TASK TO COMPLETE: Take the data that follows and retype it word for word.

==*==

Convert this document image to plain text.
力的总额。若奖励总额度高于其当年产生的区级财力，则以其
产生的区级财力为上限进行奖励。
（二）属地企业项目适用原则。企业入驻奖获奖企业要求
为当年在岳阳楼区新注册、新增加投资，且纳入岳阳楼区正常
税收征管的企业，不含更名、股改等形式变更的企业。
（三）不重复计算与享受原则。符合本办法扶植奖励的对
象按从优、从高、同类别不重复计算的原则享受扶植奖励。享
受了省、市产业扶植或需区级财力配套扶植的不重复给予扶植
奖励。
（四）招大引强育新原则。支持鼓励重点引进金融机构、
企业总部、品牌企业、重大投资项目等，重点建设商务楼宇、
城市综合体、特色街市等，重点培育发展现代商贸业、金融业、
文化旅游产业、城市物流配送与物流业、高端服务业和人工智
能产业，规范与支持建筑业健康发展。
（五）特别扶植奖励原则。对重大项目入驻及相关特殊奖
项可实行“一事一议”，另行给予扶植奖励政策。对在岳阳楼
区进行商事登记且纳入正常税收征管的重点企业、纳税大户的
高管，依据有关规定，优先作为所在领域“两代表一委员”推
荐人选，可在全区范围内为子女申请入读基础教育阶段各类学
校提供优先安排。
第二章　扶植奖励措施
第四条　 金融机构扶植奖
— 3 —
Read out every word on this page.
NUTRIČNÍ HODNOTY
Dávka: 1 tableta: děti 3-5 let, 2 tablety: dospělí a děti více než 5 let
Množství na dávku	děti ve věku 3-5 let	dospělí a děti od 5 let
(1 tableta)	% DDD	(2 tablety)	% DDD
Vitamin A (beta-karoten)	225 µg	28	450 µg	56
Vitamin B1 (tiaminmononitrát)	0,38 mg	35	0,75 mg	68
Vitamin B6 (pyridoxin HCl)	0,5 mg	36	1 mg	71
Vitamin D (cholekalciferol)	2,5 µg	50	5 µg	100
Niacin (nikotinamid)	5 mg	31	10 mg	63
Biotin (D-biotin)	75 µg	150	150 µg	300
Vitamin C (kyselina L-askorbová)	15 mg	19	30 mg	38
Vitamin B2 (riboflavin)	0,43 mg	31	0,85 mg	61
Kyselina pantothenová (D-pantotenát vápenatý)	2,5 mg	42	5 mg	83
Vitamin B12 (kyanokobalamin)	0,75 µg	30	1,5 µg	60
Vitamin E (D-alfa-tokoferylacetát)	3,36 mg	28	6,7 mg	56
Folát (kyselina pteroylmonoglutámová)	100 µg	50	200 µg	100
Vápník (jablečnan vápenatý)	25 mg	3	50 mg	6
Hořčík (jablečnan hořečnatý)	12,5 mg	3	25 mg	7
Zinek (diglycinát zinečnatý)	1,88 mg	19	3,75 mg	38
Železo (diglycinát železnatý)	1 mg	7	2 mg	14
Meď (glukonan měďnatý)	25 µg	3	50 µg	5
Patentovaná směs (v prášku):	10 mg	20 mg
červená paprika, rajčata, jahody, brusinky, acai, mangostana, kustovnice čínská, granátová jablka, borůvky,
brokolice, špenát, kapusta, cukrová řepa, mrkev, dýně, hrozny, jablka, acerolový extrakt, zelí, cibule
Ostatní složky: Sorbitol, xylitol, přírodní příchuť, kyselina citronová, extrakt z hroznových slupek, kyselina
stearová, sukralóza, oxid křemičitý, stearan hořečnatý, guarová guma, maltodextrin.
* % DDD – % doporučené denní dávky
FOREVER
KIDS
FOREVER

==*==

SOLUTION:
Convert this document image to plain text.
力的总额。若奖励总额度高于其当年产生的区级财力，则以其
产生的区级财力为上限进行奖励。
（二）属地企业项目适用原则。企业入驻奖获奖企业要求
为当年在岳阳楼区新注册、新增加投资，且纳入岳阳楼区正常
税收征管的企业，不含更名、股改等形式变更的企业。
（三）不重复计算与享受原则。符合本办法扶植奖励的对
象按从优、从高、同类别不重复计算的原则享受扶植奖励。享
受了省、市产业扶植或需区级财力配套扶植的不重复给予扶植
奖励。
（四）招大引强育新原则。支持鼓励重点引进金融机构、
企业总部、品牌企业、重大投资项目等，重点建设商务楼宇、
城市综合体、特色街市等，重点培育发展现代商贸业、金融业、
文化旅游产业、城市物流配送与物流业、高端服务业和人工智
能产业，规范与支持建筑业健康发展。
（五）特别扶植奖励原则。对重大项目入驻及相关特殊奖
项可实行“一事一议”，另行给予扶植奖励政策。对在岳阳楼
区进行商事登记且纳入正常税收征管的重点企业、纳税大户的
高管，依据有关规定，优先作为所在领域“两代表一委员”推
荐人选，可在全区范围内为子女申请入读基础教育阶段各类学
校提供优先安排。
第二章　扶植奖励措施
第四条　 金融机构扶植奖
— 3 —
Read out every word on this page.
NUTRIČNÍ HODNOTY
Dávka: 1 tableta: děti 3-5 let, 2 tablety: dospělí a děti více než 5 let
Množství na dávku	děti ve věku 3-5 let	dospělí a děti od 5 let
(1 tableta)	% DDD	(2 tablety)	% DDD
Vitamin A (beta-karoten)	225 µg	28	450 µg	56
Vitamin B1 (tiaminmononitrát)	0,38 mg	35	0,75 mg	68
Vitamin B6 (pyridoxin HCl)	0,5 mg	36	1 mg	71
Vitamin D (cholekalciferol)	2,5 µg	50	5 µg	100
Niacin (nikotinamid)	5 mg	31	10 mg	63
Biotin (D-biotin)	75 µg	150	150 µg	300
Vitamin C (kyselina L-askorbová)	15 mg	19	30 mg	38
Vitamin B2 (riboflavin)	0,43 mg	31	0,85 mg	61
Kyselina pantothenová (D-pantotenát vápenatý)	2,5 mg	42	5 mg	83
Vitamin B12 (kyanokobalamin)	0,75 µg	30	1,5 µg	60
Vitamin E (D-alfa-tokoferylacetát)	3,36 mg	28	6,7 mg	56
Folát (kyselina pteroylmonoglutámová)	100 µg	50	200 µg	100
Vápník (jablečnan vápenatý)	25 mg	3	50 mg	6
Hořčík (jablečnan hořečnatý)	12,5 mg	3	25 mg	7
Zinek (diglycinát zinečnatý)	1,88 mg	19	3,75 mg	38
Železo (diglycinát železnatý)	1 mg	7	2 mg	14
Meď (glukonan měďnatý)	25 µg	3	50 µg	5
Patentovaná směs (v prášku):	10 mg	20 mg
červená paprika, rajčata, jahody, brusinky, acai, mangostana, kustovnice čínská, granátová jablka, borůvky,
brokolice, špenát, kapusta, cukrová řepa, mrkev, dýně, hrozny, jablka, acerolový extrakt, zelí, cibule
Ostatní složky: Sorbitol, xylitol, přírodní příchuť, kyselina citronová, extrakt z hroznových slupek, kyselina
stearová, sukralóza, oxid křemičitý, stearan hořečnatý, guarová guma, maltodextrin.
* % DDD – % doporučené denní dávky
FOREVER
KIDS
FOREVER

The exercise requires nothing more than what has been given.